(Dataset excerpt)

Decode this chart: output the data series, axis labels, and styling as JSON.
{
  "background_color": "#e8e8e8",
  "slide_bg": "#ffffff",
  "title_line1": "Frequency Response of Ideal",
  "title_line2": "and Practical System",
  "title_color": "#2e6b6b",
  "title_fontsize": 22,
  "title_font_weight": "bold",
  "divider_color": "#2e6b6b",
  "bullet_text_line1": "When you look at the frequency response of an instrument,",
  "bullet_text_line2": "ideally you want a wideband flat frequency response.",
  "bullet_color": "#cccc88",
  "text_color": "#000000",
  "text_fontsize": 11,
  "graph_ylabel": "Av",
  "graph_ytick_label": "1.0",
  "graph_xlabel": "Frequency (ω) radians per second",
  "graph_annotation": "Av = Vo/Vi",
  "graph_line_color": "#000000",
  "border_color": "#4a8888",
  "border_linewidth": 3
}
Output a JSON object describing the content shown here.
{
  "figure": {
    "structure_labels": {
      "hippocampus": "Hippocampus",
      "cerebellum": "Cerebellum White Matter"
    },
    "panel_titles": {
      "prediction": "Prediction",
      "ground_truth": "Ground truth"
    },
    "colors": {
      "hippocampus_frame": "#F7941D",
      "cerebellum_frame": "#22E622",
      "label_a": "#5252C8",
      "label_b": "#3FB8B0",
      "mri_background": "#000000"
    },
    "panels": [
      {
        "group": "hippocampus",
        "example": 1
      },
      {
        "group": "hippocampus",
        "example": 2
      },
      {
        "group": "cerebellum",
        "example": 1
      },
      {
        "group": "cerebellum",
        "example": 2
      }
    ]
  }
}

* [Task statement]: Each entry is to be returned in full, character for character.

* [Task solution]:
Decode this chart: output the data series, axis labels, and styling as JSON.
{
  "background_color": "#e8e8e8",
  "slide_bg": "#ffffff",
  "title_line1": "Frequency Response of Ideal",
  "title_line2": "and Practical System",
  "title_color": "#2e6b6b",
  "title_fontsize": 22,
  "title_font_weight": "bold",
  "divider_color": "#2e6b6b",
  "bullet_text_line1": "When you look at the frequency response of an instrument,",
  "bullet_text_line2": "ideally you want a wideband flat frequency response.",
  "bullet_color": "#cccc88",
  "text_color": "#000000",
  "text_fontsize": 11,
  "graph_ylabel": "Av",
  "graph_ytick_label": "1.0",
  "graph_xlabel": "Frequency (ω) radians per second",
  "graph_annotation": "Av = Vo/Vi",
  "graph_line_color": "#000000",
  "border_color": "#4a8888",
  "border_linewidth": 3
}
Output a JSON object describing the content shown here.
{
  "figure": {
    "structure_labels": {
      "hippocampus": "Hippocampus",
      "cerebellum": "Cerebellum White Matter"
    },
    "panel_titles": {
      "prediction": "Prediction",
      "ground_truth": "Ground truth"
    },
    "colors": {
      "hippocampus_frame": "#F7941D",
      "cerebellum_frame": "#22E622",
      "label_a": "#5252C8",
      "label_b": "#3FB8B0",
      "mri_background": "#000000"
    },
    "panels": [
      {
        "group": "hippocampus",
        "example": 1
      },
      {
        "group": "hippocampus",
        "example": 2
      },
      {
        "group": "cerebellum",
        "example": 1
      },
      {
        "group": "cerebellum",
        "example": 2
      }
    ]
  }
}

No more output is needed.